▸ Exercise objective
Where a line of the listing below includes the word "name", reproduce that line.

▸ Recorded data
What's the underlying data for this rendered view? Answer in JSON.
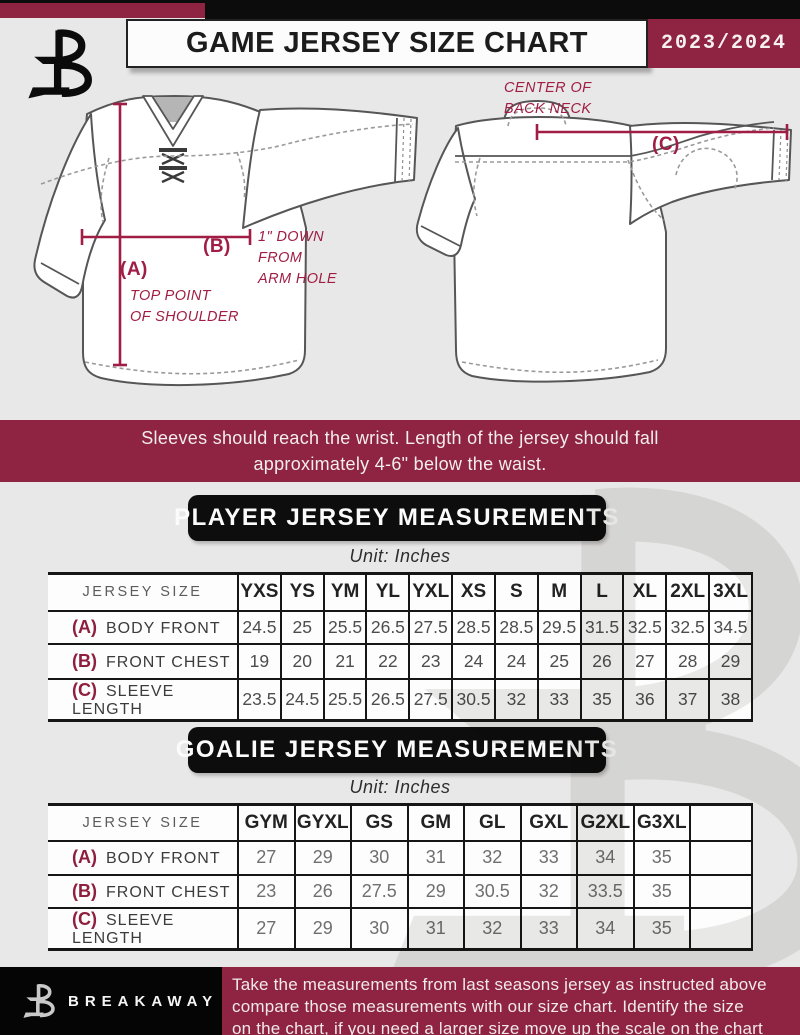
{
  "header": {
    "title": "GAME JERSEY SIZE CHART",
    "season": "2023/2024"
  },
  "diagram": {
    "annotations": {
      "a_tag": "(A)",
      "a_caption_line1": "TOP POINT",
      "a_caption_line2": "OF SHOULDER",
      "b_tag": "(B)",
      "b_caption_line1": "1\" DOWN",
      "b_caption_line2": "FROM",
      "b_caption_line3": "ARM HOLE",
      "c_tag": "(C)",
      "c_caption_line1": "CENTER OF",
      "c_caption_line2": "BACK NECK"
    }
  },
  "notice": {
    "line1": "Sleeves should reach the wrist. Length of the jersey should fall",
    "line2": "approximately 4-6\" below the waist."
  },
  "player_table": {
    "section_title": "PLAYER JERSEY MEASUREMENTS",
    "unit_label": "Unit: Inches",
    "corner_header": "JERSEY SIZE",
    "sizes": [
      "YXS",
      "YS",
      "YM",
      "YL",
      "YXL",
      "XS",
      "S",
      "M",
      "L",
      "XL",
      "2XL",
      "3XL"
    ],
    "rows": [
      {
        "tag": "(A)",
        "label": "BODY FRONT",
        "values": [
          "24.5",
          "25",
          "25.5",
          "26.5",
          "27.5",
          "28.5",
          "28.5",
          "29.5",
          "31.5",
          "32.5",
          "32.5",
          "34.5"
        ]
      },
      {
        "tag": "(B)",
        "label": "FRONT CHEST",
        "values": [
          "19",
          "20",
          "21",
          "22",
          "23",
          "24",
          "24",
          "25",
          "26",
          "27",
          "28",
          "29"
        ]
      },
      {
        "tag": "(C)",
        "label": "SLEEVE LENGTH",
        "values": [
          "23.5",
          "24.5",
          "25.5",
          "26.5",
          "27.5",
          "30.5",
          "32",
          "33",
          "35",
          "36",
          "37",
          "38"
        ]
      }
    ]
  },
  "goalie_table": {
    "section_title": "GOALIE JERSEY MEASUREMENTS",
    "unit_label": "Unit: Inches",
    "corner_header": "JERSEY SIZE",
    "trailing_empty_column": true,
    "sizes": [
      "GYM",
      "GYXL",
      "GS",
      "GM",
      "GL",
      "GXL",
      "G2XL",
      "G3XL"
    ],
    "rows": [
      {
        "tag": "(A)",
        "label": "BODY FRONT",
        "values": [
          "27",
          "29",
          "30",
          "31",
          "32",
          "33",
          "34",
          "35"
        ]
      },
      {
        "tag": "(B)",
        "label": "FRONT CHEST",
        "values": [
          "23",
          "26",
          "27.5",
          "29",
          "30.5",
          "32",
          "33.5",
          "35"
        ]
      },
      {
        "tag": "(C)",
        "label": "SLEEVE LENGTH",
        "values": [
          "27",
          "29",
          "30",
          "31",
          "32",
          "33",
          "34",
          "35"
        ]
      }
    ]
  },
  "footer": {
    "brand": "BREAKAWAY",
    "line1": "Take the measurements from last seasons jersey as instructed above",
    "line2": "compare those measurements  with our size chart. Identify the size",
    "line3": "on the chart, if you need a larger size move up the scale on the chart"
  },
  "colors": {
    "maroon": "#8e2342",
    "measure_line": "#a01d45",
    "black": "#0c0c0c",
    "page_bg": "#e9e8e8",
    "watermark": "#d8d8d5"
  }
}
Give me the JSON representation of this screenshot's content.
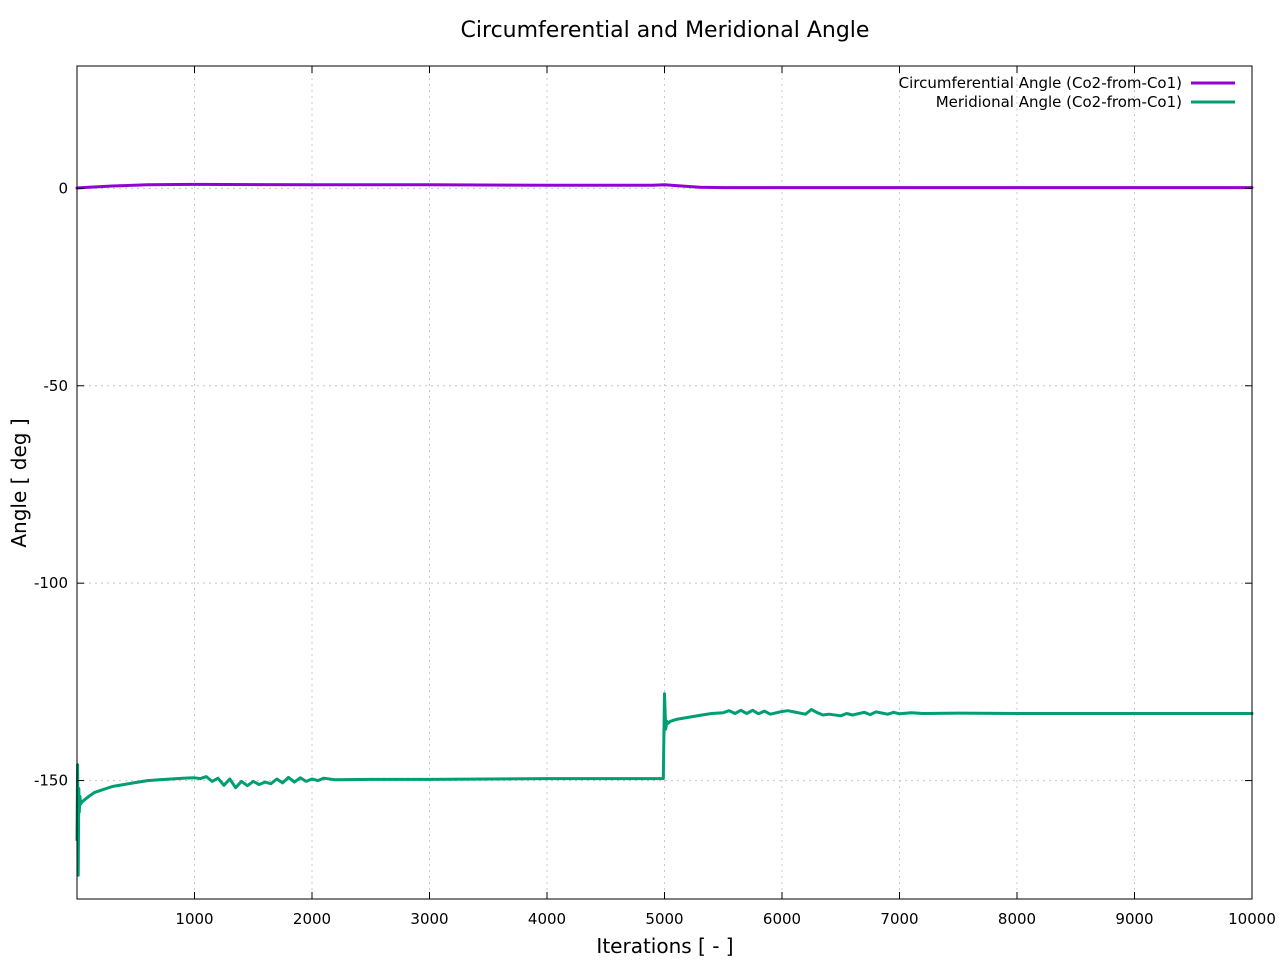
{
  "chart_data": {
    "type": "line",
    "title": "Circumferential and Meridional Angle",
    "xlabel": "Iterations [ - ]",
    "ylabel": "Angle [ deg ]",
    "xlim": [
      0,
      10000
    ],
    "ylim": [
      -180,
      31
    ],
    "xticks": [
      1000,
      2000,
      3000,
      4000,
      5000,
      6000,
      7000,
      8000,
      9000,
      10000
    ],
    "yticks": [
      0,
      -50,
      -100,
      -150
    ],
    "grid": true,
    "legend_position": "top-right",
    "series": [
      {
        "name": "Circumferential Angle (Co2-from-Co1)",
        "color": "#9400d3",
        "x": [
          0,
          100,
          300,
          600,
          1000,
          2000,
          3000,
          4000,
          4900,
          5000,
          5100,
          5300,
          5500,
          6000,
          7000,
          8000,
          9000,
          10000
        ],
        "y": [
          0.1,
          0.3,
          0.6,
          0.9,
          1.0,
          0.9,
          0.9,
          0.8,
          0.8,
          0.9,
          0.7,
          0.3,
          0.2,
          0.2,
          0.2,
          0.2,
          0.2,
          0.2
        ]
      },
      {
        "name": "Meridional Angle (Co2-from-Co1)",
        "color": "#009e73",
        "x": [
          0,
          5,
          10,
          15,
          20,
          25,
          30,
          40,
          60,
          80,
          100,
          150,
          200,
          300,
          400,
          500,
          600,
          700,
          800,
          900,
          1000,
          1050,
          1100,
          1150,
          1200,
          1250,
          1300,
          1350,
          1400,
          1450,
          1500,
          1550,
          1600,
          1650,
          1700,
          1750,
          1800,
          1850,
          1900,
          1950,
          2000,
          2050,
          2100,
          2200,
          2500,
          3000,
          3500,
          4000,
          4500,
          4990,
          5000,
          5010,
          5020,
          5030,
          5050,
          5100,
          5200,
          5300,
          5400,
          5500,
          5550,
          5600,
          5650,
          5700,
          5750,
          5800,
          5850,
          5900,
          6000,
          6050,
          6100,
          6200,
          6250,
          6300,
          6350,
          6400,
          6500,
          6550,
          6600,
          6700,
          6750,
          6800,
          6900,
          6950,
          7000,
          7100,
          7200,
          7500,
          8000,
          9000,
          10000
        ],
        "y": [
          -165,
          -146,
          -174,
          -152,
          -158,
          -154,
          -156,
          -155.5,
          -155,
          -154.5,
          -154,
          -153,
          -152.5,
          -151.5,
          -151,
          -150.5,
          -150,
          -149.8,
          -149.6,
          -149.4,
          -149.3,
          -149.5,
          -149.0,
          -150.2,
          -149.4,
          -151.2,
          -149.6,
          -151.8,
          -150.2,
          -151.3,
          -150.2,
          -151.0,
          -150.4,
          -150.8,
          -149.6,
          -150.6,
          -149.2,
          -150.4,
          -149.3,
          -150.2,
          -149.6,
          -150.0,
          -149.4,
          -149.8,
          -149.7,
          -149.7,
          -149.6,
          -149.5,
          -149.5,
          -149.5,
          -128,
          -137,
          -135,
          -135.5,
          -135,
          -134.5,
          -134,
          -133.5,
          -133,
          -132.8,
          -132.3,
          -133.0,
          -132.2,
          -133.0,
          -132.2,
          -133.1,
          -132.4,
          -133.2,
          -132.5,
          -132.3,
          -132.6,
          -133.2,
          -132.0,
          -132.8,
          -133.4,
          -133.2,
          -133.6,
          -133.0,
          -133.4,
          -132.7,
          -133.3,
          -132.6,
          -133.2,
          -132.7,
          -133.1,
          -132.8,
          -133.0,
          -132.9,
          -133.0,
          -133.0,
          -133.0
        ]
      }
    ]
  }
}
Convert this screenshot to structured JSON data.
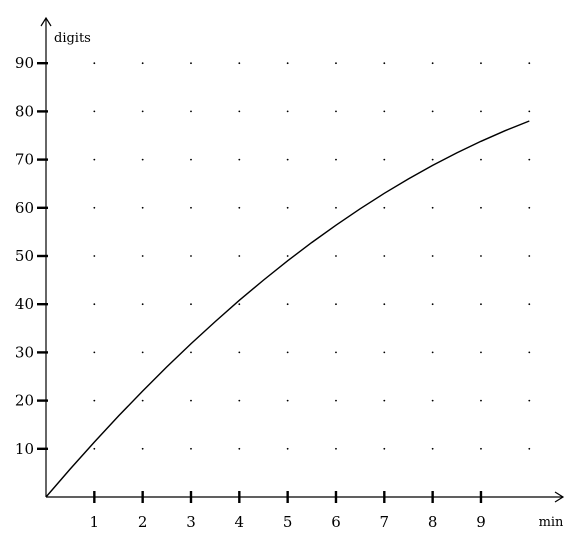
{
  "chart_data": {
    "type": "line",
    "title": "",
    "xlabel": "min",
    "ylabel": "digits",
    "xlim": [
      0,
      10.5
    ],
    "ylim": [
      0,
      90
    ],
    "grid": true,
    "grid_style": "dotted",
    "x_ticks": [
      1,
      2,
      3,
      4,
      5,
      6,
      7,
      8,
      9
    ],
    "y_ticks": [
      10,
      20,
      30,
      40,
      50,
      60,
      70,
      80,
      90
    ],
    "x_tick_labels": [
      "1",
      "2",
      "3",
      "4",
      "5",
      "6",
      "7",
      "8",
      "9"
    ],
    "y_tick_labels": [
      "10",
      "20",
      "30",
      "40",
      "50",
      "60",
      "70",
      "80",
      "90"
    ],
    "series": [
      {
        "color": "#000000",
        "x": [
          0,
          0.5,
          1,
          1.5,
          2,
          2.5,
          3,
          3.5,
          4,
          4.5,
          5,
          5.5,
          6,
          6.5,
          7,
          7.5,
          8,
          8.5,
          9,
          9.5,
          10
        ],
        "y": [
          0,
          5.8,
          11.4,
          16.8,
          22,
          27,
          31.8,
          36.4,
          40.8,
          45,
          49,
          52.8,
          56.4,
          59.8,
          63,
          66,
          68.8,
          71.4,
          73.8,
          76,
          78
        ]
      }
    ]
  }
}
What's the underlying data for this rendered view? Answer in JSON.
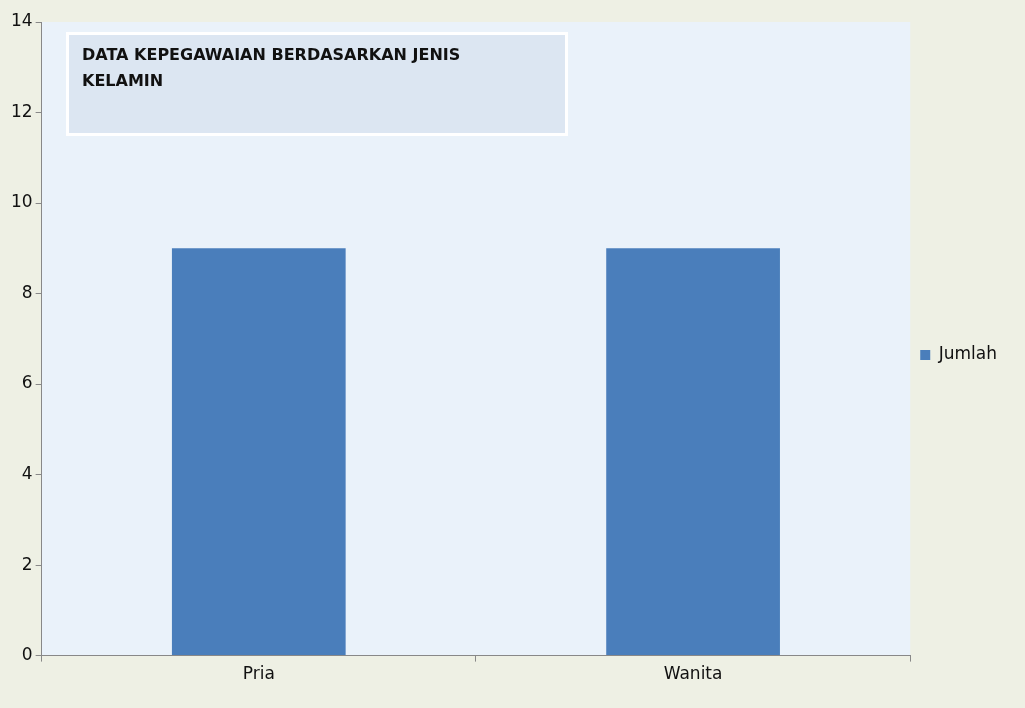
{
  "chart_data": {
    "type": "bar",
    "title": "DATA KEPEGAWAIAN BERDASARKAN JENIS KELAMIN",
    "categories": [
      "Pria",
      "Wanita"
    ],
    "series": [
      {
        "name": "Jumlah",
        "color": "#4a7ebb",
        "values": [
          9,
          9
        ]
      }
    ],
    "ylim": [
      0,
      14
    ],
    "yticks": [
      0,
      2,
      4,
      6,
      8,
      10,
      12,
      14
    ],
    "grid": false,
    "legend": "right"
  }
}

▸ Response to this task
        "name": "Circumferential Angle (Co2-from-Co1)",
        "name": "Meridional Angle (Co2-from-Co1)",
        "name": "Jumlah",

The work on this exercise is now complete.